◆ **Job**
Every entry must be duplicated precisely as written.

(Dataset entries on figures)
════════

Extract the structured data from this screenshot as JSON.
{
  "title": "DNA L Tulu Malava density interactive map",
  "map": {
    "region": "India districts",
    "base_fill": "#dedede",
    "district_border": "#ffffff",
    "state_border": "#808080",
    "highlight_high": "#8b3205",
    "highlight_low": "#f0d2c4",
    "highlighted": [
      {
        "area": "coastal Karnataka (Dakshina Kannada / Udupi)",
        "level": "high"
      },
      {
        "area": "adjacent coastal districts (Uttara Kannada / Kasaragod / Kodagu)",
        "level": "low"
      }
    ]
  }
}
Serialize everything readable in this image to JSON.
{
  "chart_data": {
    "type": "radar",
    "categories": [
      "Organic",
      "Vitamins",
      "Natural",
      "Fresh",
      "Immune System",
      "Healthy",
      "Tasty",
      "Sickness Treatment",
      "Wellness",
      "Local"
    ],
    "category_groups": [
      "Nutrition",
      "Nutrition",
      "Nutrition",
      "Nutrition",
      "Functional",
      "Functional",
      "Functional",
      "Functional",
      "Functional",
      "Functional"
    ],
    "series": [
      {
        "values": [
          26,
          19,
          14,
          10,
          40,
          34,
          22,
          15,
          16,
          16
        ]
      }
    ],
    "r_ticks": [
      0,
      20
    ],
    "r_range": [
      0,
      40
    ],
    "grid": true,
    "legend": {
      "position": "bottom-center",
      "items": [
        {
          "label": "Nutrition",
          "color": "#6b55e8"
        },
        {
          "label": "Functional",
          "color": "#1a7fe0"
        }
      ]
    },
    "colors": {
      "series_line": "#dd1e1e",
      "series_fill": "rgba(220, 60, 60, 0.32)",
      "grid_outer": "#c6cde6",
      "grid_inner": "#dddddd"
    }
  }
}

════════

◆ **Written response**
Extract the structured data from this screenshot as JSON.
{
  "title": "DNA L Tulu Malava density interactive map",
  "map": {
    "region": "India districts",
    "base_fill": "#dedede",
    "district_border": "#ffffff",
    "state_border": "#808080",
    "highlight_high": "#8b3205",
    "highlight_low": "#f0d2c4",
    "highlighted": [
      {
        "area": "coastal Karnataka (Dakshina Kannada / Udupi)",
        "level": "high"
      },
      {
        "area": "adjacent coastal districts (Uttara Kannada / Kasaragod / Kodagu)",
        "level": "low"
      }
    ]
  }
}
Serialize everything readable in this image to JSON.
{
  "chart_data": {
    "type": "radar",
    "categories": [
      "Organic",
      "Vitamins",
      "Natural",
      "Fresh",
      "Immune System",
      "Healthy",
      "Tasty",
      "Sickness Treatment",
      "Wellness",
      "Local"
    ],
    "category_groups": [
      "Nutrition",
      "Nutrition",
      "Nutrition",
      "Nutrition",
      "Functional",
      "Functional",
      "Functional",
      "Functional",
      "Functional",
      "Functional"
    ],
    "series": [
      {
        "values": [
          26,
          19,
          14,
          10,
          40,
          34,
          22,
          15,
          16,
          16
        ]
      }
    ],
    "r_ticks": [
      0,
      20
    ],
    "r_range": [
      0,
      40
    ],
    "grid": true,
    "legend": {
      "position": "bottom-center",
      "items": [
        {
          "label": "Nutrition",
          "color": "#6b55e8"
        },
        {
          "label": "Functional",
          "color": "#1a7fe0"
        }
      ]
    },
    "colors": {
      "series_line": "#dd1e1e",
      "series_fill": "rgba(220, 60, 60, 0.32)",
      "grid_outer": "#c6cde6",
      "grid_inner": "#dddddd"
    }
  }
}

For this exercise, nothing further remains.